* Begin DATA PROVIDED *

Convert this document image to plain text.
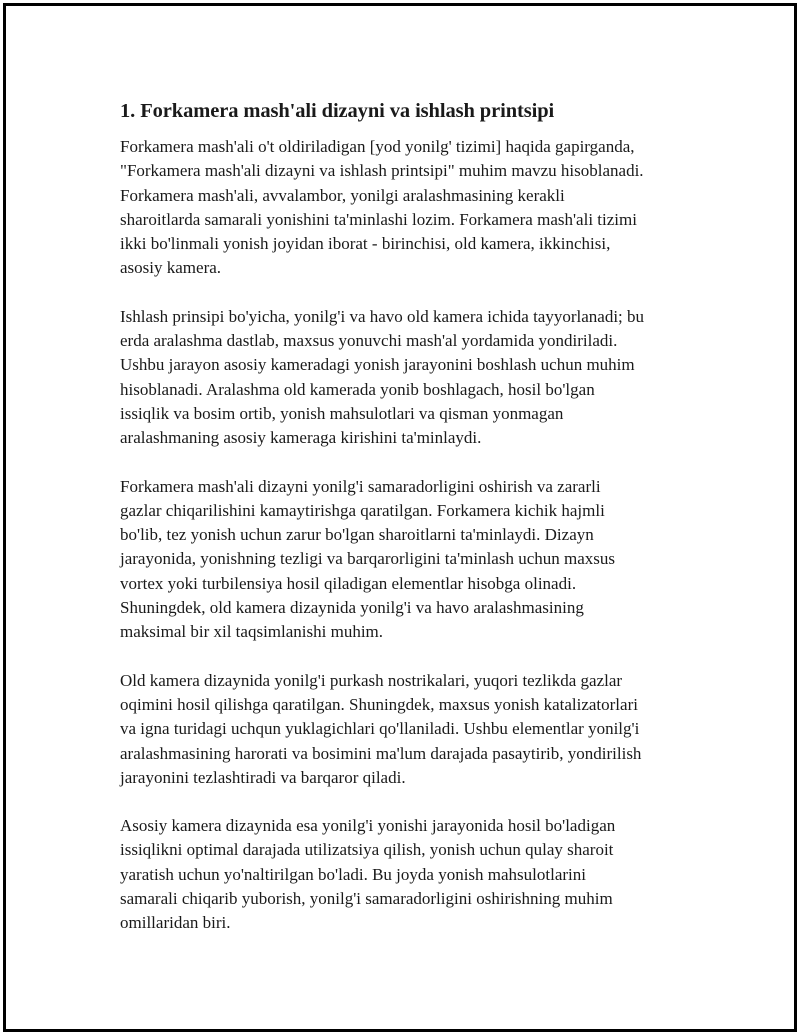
1. Forkamera mash'ali dizayni va ishlash printsipi

Forkamera mash'ali o't oldiriladigan [yod yonilg' tizimi] haqida gapirganda,
"Forkamera mash'ali dizayni va ishlash printsipi" muhim mavzu hisoblanadi.
Forkamera mash'ali, avvalambor, yonilgi aralashmasining kerakli
sharoitlarda samarali yonishini ta'minlashi lozim. Forkamera mash'ali tizimi
ikki bo'linmali yonish joyidan iborat - birinchisi, old kamera, ikkinchisi,
asosiy kamera.

Ishlash prinsipi bo'yicha, yonilg'i va havo old kamera ichida tayyorlanadi; bu
erda aralashma dastlab, maxsus yonuvchi mash'al yordamida yondiriladi.
Ushbu jarayon asosiy kameradagi yonish jarayonini boshlash uchun muhim
hisoblanadi. Aralashma old kamerada yonib boshlagach, hosil bo'lgan
issiqlik va bosim ortib, yonish mahsulotlari va qisman yonmagan
aralashmaning asosiy kameraga kirishini ta'minlaydi.

Forkamera mash'ali dizayni yonilg'i samaradorligini oshirish va zararli
gazlar chiqarilishini kamaytirishga qaratilgan. Forkamera kichik hajmli
bo'lib, tez yonish uchun zarur bo'lgan sharoitlarni ta'minlaydi. Dizayn
jarayonida, yonishning tezligi va barqarorligini ta'minlash uchun maxsus
vortex yoki turbilensiya hosil qiladigan elementlar hisobga olinadi.
Shuningdek, old kamera dizaynida yonilg'i va havo aralashmasining
maksimal bir xil taqsimlanishi muhim.

Old kamera dizaynida yonilg'i purkash nostrikalari, yuqori tezlikda gazlar
oqimini hosil qilishga qaratilgan. Shuningdek, maxsus yonish katalizatorlari
va igna turidagi uchqun yuklagichlari qo'llaniladi. Ushbu elementlar yonilg'i
aralashmasining harorati va bosimini ma'lum darajada pasaytirib, yondirilish
jarayonini tezlashtiradi va barqaror qiladi.

Asosiy kamera dizaynida esa yonilg'i yonishi jarayonida hosil bo'ladigan
issiqlikni optimal darajada utilizatsiya qilish, yonish uchun qulay sharoit
yaratish uchun yo'naltirilgan bo'ladi. Bu joyda yonish mahsulotlarini
samarali chiqarib yuborish, yonilg'i samaradorligini oshirishning muhim
omillaridan biri.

* End DATA PROVIDED *

» **WHAT IS EXPECTED**: Show, from the material above, each line that includes the string "Shuningdek".

» **ANSWER FOR THIS EXERCISE**:
Shuningdek, old kamera dizaynida yonilg'i va havo aralashmasining
oqimini hosil qilishga qaratilgan. Shuningdek, maxsus yonish katalizatorlari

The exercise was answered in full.